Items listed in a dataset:
○ ○ ○
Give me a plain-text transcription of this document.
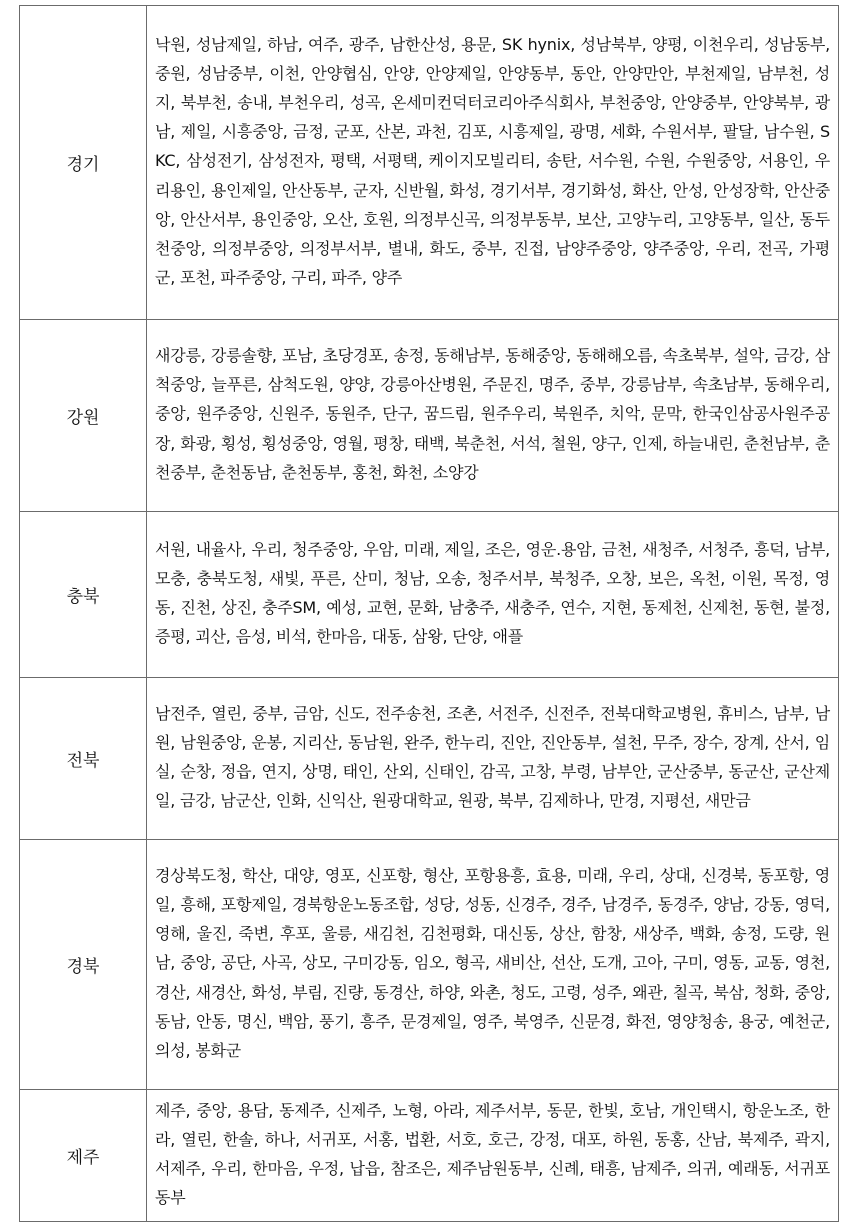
경기	낙원, 성남제일, 하남, 여주, 광주, 남한산성, 용문, SK hynix, 성남북부, 양평, 이천우리, 성남동부, 중원, 성남중부, 이천, 안양협심, 안양, 안양제일, 안양동부, 동안, 안양만안, 부천제일, 남부천, 성지, 북부천, 송내, 부천우리, 성곡, 온세미컨덕터코리아주식회사, 부천중앙, 안양중부, 안양북부, 광남, 제일, 시흥중앙, 금정, 군포, 산본, 과천, 김포, 시흥제일, 광명, 세화, 수원서부, 팔달, 남수원, SKC, 삼성전기, 삼성전자, 평택, 서평택, 케이지모빌리티, 송탄, 서수원, 수원, 수원중앙, 서용인, 우리용인, 용인제일, 안산동부, 군자, 신반월, 화성, 경기서부, 경기화성, 화산, 안성, 안성장학, 안산중앙, 안산서부, 용인중앙, 오산, 호원, 의정부신곡, 의정부동부, 보산, 고양누리, 고양동부, 일산, 동두천중앙, 의정부중앙, 의정부서부, 별내, 화도, 중부, 진접, 남양주중앙, 양주중앙, 우리, 전곡, 가평군, 포천, 파주중앙, 구리, 파주, 양주
강원	새강릉, 강릉솔향, 포남, 초당경포, 송정, 동해남부, 동해중앙, 동해해오름, 속초북부, 설악, 금강, 삼척중앙, 늘푸른, 삼척도원, 양양, 강릉아산병원, 주문진, 명주, 중부, 강릉남부, 속초남부, 동해우리, 중앙, 원주중앙, 신원주, 동원주, 단구, 꿈드림, 원주우리, 북원주, 치악, 문막, 한국인삼공사원주공장, 화광, 횡성, 횡성중앙, 영월, 평창, 태백, 북춘천, 서석, 철원, 양구, 인제, 하늘내린, 춘천남부, 춘천중부, 춘천동남, 춘천동부, 홍천, 화천, 소양강
충북	서원, 내율사, 우리, 청주중앙, 우암, 미래, 제일, 조은, 영운.용암, 금천, 새청주, 서청주, 흥덕, 남부, 모충, 충북도청, 새빛, 푸른, 산미, 청남, 오송, 청주서부, 북청주, 오창, 보은, 옥천, 이원, 목정, 영동, 진천, 상진, 충주SM, 예성, 교현, 문화, 남충주, 새충주, 연수, 지현, 동제천, 신제천, 동현, 불정, 증평, 괴산, 음성, 비석, 한마음, 대동, 삼왕, 단양, 애플
전북	남전주, 열린, 중부, 금암, 신도, 전주송천, 조촌, 서전주, 신전주, 전북대학교병원, 휴비스, 남부, 남원, 남원중앙, 운봉, 지리산, 동남원, 완주, 한누리, 진안, 진안동부, 설천, 무주, 장수, 장계, 산서, 임실, 순창, 정읍, 연지, 상명, 태인, 산외, 신태인, 감곡, 고창, 부령, 남부안, 군산중부, 동군산, 군산제일, 금강, 남군산, 인화, 신익산, 원광대학교, 원광, 북부, 김제하나, 만경, 지평선, 새만금
경북	경상북도청, 학산, 대양, 영포, 신포항, 형산, 포항용흥, 효용, 미래, 우리, 상대, 신경북, 동포항, 영일, 흥해, 포항제일, 경북항운노동조합, 성당, 성동, 신경주, 경주, 남경주, 동경주, 양남, 강동, 영덕, 영해, 울진, 죽변, 후포, 울릉, 새김천, 김천평화, 대신동, 상산, 함창, 새상주, 백화, 송정, 도량, 원남, 중앙, 공단, 사곡, 상모, 구미강동, 임오, 형곡, 새비산, 선산, 도개, 고아, 구미, 영동, 교동, 영천, 경산, 새경산, 화성, 부림, 진량, 동경산, 하양, 와촌, 청도, 고령, 성주, 왜관, 칠곡, 북삼, 청화, 중앙, 동남, 안동, 명신, 백암, 풍기, 흥주, 문경제일, 영주, 북영주, 신문경, 화전, 영양청송, 용궁, 예천군, 의성, 봉화군
제주	제주, 중앙, 용담, 동제주, 신제주, 노형, 아라, 제주서부, 동문, 한빛, 호남, 개인택시, 항운노조, 한라, 열린, 한솔, 하나, 서귀포, 서홍, 법환, 서호, 호근, 강정, 대포, 하원, 동홍, 산남, 북제주, 곽지, 서제주, 우리, 한마음, 우정, 납읍, 참조은, 제주남원동부, 신례, 태흥, 남제주, 의귀, 예래동, 서귀포동부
○ ○ ○
## TASK DETAILS
Omit the pictures, and quote the material above exactly as given.

## ANSWER FOR THE TASK
Give me a plain-text transcription of this document.
경기	낙원, 성남제일, 하남, 여주, 광주, 남한산성, 용문, SK hynix, 성남북부, 양평, 이천우리, 성남동부, 중원, 성남중부, 이천, 안양협심, 안양, 안양제일, 안양동부, 동안, 안양만안, 부천제일, 남부천, 성지, 북부천, 송내, 부천우리, 성곡, 온세미컨덕터코리아주식회사, 부천중앙, 안양중부, 안양북부, 광남, 제일, 시흥중앙, 금정, 군포, 산본, 과천, 김포, 시흥제일, 광명, 세화, 수원서부, 팔달, 남수원, SKC, 삼성전기, 삼성전자, 평택, 서평택, 케이지모빌리티, 송탄, 서수원, 수원, 수원중앙, 서용인, 우리용인, 용인제일, 안산동부, 군자, 신반월, 화성, 경기서부, 경기화성, 화산, 안성, 안성장학, 안산중앙, 안산서부, 용인중앙, 오산, 호원, 의정부신곡, 의정부동부, 보산, 고양누리, 고양동부, 일산, 동두천중앙, 의정부중앙, 의정부서부, 별내, 화도, 중부, 진접, 남양주중앙, 양주중앙, 우리, 전곡, 가평군, 포천, 파주중앙, 구리, 파주, 양주
강원	새강릉, 강릉솔향, 포남, 초당경포, 송정, 동해남부, 동해중앙, 동해해오름, 속초북부, 설악, 금강, 삼척중앙, 늘푸른, 삼척도원, 양양, 강릉아산병원, 주문진, 명주, 중부, 강릉남부, 속초남부, 동해우리, 중앙, 원주중앙, 신원주, 동원주, 단구, 꿈드림, 원주우리, 북원주, 치악, 문막, 한국인삼공사원주공장, 화광, 횡성, 횡성중앙, 영월, 평창, 태백, 북춘천, 서석, 철원, 양구, 인제, 하늘내린, 춘천남부, 춘천중부, 춘천동남, 춘천동부, 홍천, 화천, 소양강
충북	서원, 내율사, 우리, 청주중앙, 우암, 미래, 제일, 조은, 영운.용암, 금천, 새청주, 서청주, 흥덕, 남부, 모충, 충북도청, 새빛, 푸른, 산미, 청남, 오송, 청주서부, 북청주, 오창, 보은, 옥천, 이원, 목정, 영동, 진천, 상진, 충주SM, 예성, 교현, 문화, 남충주, 새충주, 연수, 지현, 동제천, 신제천, 동현, 불정, 증평, 괴산, 음성, 비석, 한마음, 대동, 삼왕, 단양, 애플
전북	남전주, 열린, 중부, 금암, 신도, 전주송천, 조촌, 서전주, 신전주, 전북대학교병원, 휴비스, 남부, 남원, 남원중앙, 운봉, 지리산, 동남원, 완주, 한누리, 진안, 진안동부, 설천, 무주, 장수, 장계, 산서, 임실, 순창, 정읍, 연지, 상명, 태인, 산외, 신태인, 감곡, 고창, 부령, 남부안, 군산중부, 동군산, 군산제일, 금강, 남군산, 인화, 신익산, 원광대학교, 원광, 북부, 김제하나, 만경, 지평선, 새만금
경북	경상북도청, 학산, 대양, 영포, 신포항, 형산, 포항용흥, 효용, 미래, 우리, 상대, 신경북, 동포항, 영일, 흥해, 포항제일, 경북항운노동조합, 성당, 성동, 신경주, 경주, 남경주, 동경주, 양남, 강동, 영덕, 영해, 울진, 죽변, 후포, 울릉, 새김천, 김천평화, 대신동, 상산, 함창, 새상주, 백화, 송정, 도량, 원남, 중앙, 공단, 사곡, 상모, 구미강동, 임오, 형곡, 새비산, 선산, 도개, 고아, 구미, 영동, 교동, 영천, 경산, 새경산, 화성, 부림, 진량, 동경산, 하양, 와촌, 청도, 고령, 성주, 왜관, 칠곡, 북삼, 청화, 중앙, 동남, 안동, 명신, 백암, 풍기, 흥주, 문경제일, 영주, 북영주, 신문경, 화전, 영양청송, 용궁, 예천군, 의성, 봉화군
제주	제주, 중앙, 용담, 동제주, 신제주, 노형, 아라, 제주서부, 동문, 한빛, 호남, 개인택시, 항운노조, 한라, 열린, 한솔, 하나, 서귀포, 서홍, 법환, 서호, 호근, 강정, 대포, 하원, 동홍, 산남, 북제주, 곽지, 서제주, 우리, 한마음, 우정, 납읍, 참조은, 제주남원동부, 신례, 태흥, 남제주, 의귀, 예래동, 서귀포동부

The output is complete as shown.